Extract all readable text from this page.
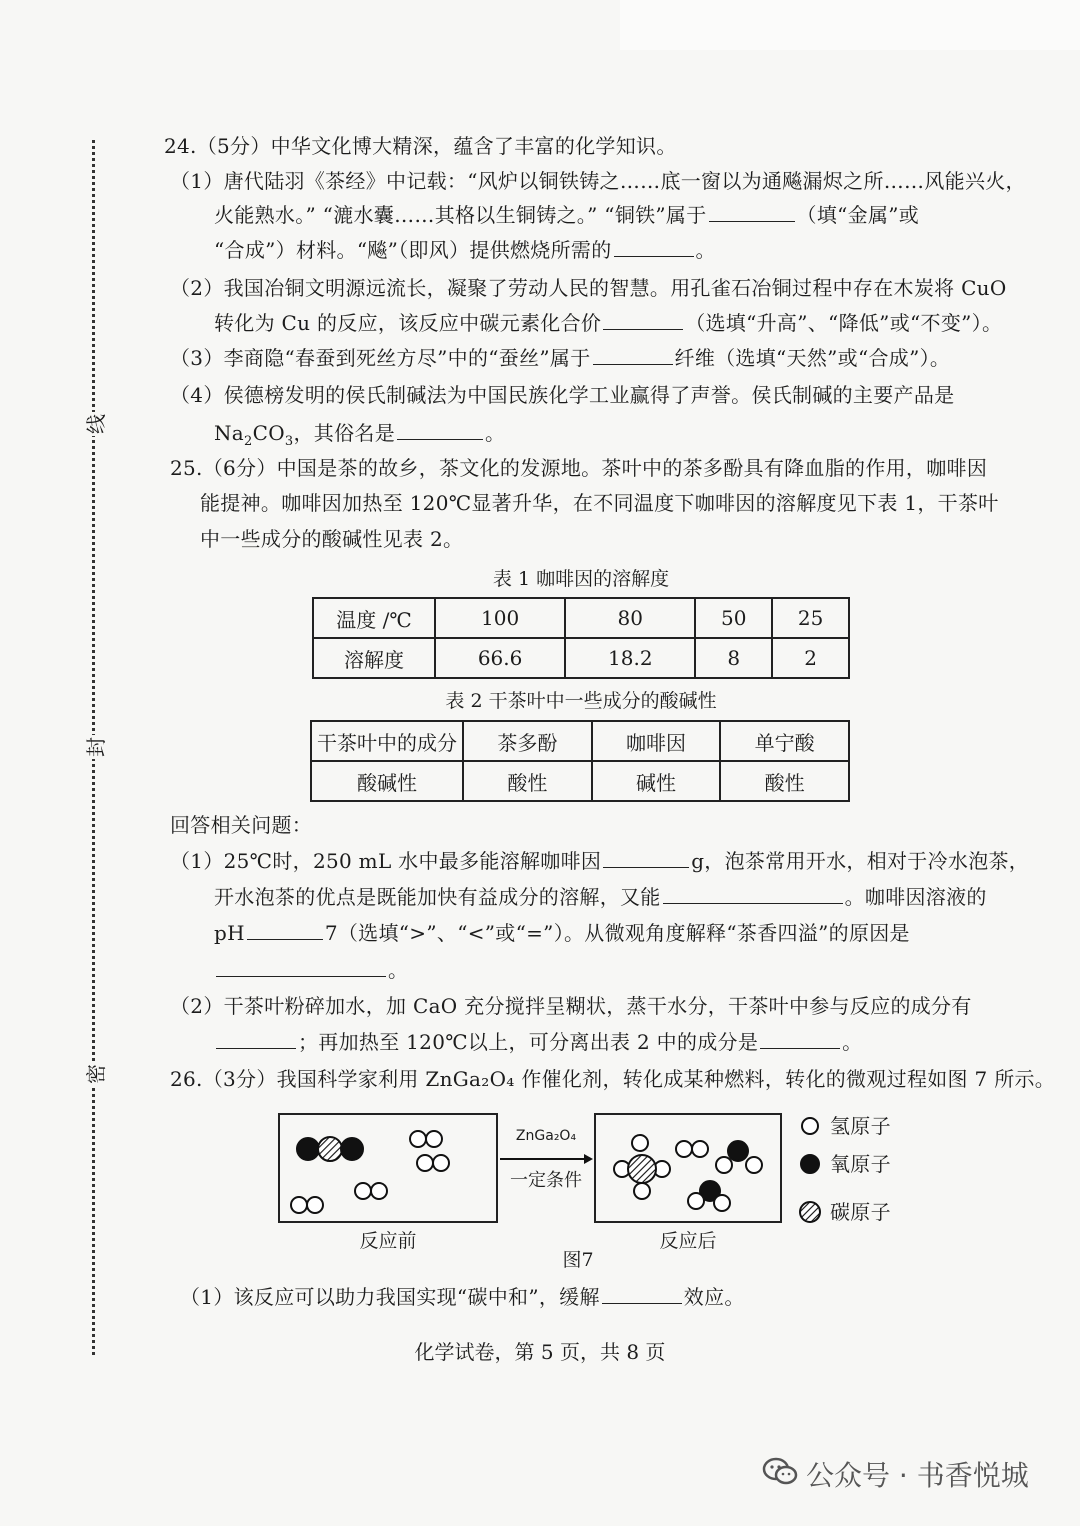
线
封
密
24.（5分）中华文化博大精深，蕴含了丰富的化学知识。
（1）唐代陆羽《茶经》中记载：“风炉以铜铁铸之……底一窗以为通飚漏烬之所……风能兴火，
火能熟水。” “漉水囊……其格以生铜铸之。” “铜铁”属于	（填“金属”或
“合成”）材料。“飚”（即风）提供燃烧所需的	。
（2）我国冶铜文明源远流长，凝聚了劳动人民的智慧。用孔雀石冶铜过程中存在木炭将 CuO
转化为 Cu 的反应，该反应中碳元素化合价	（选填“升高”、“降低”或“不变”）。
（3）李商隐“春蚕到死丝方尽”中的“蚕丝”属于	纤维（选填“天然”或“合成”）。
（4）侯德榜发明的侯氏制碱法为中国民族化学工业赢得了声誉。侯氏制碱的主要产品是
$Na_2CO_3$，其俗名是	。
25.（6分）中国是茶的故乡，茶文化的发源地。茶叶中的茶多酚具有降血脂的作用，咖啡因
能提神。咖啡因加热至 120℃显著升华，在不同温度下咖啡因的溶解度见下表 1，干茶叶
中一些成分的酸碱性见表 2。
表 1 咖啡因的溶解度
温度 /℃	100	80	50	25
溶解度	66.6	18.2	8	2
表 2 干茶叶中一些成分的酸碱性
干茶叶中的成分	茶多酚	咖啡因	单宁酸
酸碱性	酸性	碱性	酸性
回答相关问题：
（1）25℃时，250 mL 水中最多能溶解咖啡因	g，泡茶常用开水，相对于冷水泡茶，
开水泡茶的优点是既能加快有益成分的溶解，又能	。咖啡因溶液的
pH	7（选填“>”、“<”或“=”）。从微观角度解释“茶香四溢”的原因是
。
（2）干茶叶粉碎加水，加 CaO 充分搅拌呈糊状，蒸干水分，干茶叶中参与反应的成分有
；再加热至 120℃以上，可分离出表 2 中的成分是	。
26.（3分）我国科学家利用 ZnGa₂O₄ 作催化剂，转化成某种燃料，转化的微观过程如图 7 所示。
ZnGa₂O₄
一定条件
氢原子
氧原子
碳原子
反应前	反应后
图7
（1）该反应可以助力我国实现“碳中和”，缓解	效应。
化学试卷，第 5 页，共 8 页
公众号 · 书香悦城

- - - - - - -

> **Directions for this task**: Omitting all images, print the listing exactly.

> **Solution to this task**:
Extract all readable text from this page.
线
封
密
24.（5分）中华文化博大精深，蕴含了丰富的化学知识。
（1）唐代陆羽《茶经》中记载：“风炉以铜铁铸之……底一窗以为通飚漏烬之所……风能兴火，
火能熟水。” “漉水囊……其格以生铜铸之。” “铜铁”属于	（填“金属”或
“合成”）材料。“飚”（即风）提供燃烧所需的	。
（2）我国冶铜文明源远流长，凝聚了劳动人民的智慧。用孔雀石冶铜过程中存在木炭将 CuO
转化为 Cu 的反应，该反应中碳元素化合价	（选填“升高”、“降低”或“不变”）。
（3）李商隐“春蚕到死丝方尽”中的“蚕丝”属于	纤维（选填“天然”或“合成”）。
（4）侯德榜发明的侯氏制碱法为中国民族化学工业赢得了声誉。侯氏制碱的主要产品是
$Na_2CO_3$，其俗名是	。
25.（6分）中国是茶的故乡，茶文化的发源地。茶叶中的茶多酚具有降血脂的作用，咖啡因
能提神。咖啡因加热至 120℃显著升华，在不同温度下咖啡因的溶解度见下表 1，干茶叶
中一些成分的酸碱性见表 2。
表 1 咖啡因的溶解度
温度 /℃	100	80	50	25
溶解度	66.6	18.2	8	2
表 2 干茶叶中一些成分的酸碱性
干茶叶中的成分	茶多酚	咖啡因	单宁酸
酸碱性	酸性	碱性	酸性
回答相关问题：
（1）25℃时，250 mL 水中最多能溶解咖啡因	g，泡茶常用开水，相对于冷水泡茶，
开水泡茶的优点是既能加快有益成分的溶解，又能	。咖啡因溶液的
pH	7（选填“>”、“<”或“=”）。从微观角度解释“茶香四溢”的原因是
。
（2）干茶叶粉碎加水，加 CaO 充分搅拌呈糊状，蒸干水分，干茶叶中参与反应的成分有
；再加热至 120℃以上，可分离出表 2 中的成分是	。
26.（3分）我国科学家利用 ZnGa₂O₄ 作催化剂，转化成某种燃料，转化的微观过程如图 7 所示。
ZnGa₂O₄
一定条件
氢原子
氧原子
碳原子
反应前	反应后
图7
（1）该反应可以助力我国实现“碳中和”，缓解	效应。
化学试卷，第 5 页，共 8 页
公众号 · 书香悦城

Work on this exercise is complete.